**STATED TASK**
Each entry must be reproduced precisely as it stands.

**RECORDS SUPPLIED**
_ _ _
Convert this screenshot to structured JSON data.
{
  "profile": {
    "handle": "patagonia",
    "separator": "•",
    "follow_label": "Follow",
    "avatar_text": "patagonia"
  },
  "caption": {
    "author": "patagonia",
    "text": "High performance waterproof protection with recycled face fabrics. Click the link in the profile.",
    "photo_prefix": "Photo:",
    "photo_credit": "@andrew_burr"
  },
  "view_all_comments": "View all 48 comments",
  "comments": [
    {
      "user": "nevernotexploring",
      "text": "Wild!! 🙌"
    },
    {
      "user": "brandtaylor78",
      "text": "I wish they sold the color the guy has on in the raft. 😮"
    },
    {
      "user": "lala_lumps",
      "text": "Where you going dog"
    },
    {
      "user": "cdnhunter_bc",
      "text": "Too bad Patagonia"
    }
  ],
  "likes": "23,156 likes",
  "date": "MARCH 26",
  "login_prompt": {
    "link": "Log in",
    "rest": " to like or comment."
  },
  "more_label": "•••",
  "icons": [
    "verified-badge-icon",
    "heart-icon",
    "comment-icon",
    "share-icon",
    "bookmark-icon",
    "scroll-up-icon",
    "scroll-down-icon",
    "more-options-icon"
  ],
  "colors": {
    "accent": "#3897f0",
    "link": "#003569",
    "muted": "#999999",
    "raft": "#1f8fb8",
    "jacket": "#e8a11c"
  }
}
_ _ _
**REPLY TO THE EXERCISE**
Convert this screenshot to structured JSON data.
{
  "profile": {
    "handle": "patagonia",
    "separator": "•",
    "follow_label": "Follow",
    "avatar_text": "patagonia"
  },
  "caption": {
    "author": "patagonia",
    "text": "High performance waterproof protection with recycled face fabrics. Click the link in the profile.",
    "photo_prefix": "Photo:",
    "photo_credit": "@andrew_burr"
  },
  "view_all_comments": "View all 48 comments",
  "comments": [
    {
      "user": "nevernotexploring",
      "text": "Wild!! 🙌"
    },
    {
      "user": "brandtaylor78",
      "text": "I wish they sold the color the guy has on in the raft. 😮"
    },
    {
      "user": "lala_lumps",
      "text": "Where you going dog"
    },
    {
      "user": "cdnhunter_bc",
      "text": "Too bad Patagonia"
    }
  ],
  "likes": "23,156 likes",
  "date": "MARCH 26",
  "login_prompt": {
    "link": "Log in",
    "rest": " to like or comment."
  },
  "more_label": "•••",
  "icons": [
    "verified-badge-icon",
    "heart-icon",
    "comment-icon",
    "share-icon",
    "bookmark-icon",
    "scroll-up-icon",
    "scroll-down-icon",
    "more-options-icon"
  ],
  "colors": {
    "accent": "#3897f0",
    "link": "#003569",
    "muted": "#999999",
    "raft": "#1f8fb8",
    "jacket": "#e8a11c"
  }
}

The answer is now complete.